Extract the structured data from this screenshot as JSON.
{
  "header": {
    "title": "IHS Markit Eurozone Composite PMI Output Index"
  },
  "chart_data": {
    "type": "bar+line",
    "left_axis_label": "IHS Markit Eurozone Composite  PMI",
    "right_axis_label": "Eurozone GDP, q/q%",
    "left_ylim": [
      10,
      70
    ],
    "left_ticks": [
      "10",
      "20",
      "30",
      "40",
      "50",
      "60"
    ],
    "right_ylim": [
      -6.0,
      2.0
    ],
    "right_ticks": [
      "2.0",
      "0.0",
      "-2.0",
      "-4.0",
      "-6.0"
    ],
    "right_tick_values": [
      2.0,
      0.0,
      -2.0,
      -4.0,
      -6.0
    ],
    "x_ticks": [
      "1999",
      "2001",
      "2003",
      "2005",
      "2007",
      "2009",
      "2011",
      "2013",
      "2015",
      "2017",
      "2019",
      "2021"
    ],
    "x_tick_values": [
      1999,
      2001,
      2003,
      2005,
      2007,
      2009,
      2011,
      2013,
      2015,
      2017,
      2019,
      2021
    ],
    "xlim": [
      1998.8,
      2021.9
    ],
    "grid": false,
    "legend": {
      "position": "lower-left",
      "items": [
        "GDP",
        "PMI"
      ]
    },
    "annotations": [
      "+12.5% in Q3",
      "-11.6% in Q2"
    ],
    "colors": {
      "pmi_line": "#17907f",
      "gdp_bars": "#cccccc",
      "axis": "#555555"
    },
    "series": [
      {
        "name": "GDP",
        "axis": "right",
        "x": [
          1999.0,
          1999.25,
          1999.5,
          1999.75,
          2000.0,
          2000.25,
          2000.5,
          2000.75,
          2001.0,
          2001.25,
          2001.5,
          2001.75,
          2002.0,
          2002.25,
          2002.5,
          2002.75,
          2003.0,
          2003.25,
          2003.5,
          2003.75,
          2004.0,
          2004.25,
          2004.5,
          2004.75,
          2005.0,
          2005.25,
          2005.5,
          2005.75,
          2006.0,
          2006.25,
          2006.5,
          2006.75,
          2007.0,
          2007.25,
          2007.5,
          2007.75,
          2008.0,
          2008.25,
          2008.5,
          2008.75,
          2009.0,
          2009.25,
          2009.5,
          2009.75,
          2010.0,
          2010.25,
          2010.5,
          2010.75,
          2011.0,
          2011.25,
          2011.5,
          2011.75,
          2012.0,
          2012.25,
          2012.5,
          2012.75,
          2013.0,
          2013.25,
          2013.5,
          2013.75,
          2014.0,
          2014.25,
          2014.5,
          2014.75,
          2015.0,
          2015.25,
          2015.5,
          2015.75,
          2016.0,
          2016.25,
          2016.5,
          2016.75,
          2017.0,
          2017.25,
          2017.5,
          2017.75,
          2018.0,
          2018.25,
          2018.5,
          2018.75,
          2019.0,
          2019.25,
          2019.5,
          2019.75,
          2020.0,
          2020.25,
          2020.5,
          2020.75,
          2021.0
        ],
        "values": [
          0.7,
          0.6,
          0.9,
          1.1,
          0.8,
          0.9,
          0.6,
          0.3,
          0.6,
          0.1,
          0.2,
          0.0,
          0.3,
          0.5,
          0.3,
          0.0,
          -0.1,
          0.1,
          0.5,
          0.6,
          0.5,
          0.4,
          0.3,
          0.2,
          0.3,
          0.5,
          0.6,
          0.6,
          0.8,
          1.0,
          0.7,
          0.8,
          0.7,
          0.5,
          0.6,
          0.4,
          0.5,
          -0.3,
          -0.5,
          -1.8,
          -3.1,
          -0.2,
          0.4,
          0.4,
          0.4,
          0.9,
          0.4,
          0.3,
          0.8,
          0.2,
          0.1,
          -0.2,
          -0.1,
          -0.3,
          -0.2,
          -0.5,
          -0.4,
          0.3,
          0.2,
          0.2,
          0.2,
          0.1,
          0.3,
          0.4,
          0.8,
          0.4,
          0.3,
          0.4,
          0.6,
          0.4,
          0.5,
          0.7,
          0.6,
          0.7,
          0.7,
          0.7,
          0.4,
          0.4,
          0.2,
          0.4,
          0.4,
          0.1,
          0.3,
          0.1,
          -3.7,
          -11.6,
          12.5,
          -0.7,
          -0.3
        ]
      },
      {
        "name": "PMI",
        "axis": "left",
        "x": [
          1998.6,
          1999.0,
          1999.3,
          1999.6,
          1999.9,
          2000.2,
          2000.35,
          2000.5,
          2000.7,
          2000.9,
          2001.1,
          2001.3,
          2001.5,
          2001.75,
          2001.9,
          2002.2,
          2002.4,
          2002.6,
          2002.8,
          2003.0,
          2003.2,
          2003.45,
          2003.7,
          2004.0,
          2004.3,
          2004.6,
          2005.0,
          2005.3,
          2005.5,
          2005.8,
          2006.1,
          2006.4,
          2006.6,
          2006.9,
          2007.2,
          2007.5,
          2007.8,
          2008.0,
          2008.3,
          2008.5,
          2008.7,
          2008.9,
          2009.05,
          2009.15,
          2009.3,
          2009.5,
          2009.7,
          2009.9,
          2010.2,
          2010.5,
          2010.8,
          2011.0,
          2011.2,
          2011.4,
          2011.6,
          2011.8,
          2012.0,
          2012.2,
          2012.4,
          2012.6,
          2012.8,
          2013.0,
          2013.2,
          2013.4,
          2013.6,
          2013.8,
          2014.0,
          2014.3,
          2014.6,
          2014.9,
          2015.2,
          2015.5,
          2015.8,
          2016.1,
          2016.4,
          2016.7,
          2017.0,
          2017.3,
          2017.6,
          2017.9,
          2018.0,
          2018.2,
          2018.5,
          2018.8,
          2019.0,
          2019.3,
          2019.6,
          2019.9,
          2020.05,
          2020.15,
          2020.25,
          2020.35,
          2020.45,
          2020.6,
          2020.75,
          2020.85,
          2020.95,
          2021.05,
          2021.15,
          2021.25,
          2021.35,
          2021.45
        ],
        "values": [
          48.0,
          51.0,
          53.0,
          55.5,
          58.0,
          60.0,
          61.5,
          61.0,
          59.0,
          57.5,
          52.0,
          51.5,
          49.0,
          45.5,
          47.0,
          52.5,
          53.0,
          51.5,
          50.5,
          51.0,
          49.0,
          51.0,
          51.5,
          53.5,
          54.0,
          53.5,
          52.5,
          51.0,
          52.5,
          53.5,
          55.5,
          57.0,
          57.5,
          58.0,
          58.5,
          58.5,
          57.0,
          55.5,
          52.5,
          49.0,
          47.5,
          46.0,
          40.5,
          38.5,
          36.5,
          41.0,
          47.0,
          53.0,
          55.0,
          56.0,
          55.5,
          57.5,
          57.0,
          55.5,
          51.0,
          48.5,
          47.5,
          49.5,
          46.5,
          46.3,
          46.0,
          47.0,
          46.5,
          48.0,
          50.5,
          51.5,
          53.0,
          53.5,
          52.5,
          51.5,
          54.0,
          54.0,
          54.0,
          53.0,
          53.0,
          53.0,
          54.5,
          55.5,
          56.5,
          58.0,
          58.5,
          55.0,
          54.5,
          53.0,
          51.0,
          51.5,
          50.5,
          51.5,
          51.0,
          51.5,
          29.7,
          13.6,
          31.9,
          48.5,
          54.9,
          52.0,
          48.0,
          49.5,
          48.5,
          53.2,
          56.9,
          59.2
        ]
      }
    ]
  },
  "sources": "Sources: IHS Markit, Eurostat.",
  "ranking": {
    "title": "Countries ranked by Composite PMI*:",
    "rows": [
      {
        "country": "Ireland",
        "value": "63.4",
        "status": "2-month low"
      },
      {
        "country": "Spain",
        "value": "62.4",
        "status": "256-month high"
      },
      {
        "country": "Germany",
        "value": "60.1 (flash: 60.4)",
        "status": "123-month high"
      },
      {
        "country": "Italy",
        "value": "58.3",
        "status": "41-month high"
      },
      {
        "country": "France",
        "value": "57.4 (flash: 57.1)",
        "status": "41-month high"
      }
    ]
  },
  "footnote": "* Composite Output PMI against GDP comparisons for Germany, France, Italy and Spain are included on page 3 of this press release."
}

______

What is asked: In the entries above, identify every line with the string "month".

Task output:
        "status": "2-month low"
        "status": "256-month high"
        "status": "123-month high"
        "status": "41-month high"
        "status": "41-month high"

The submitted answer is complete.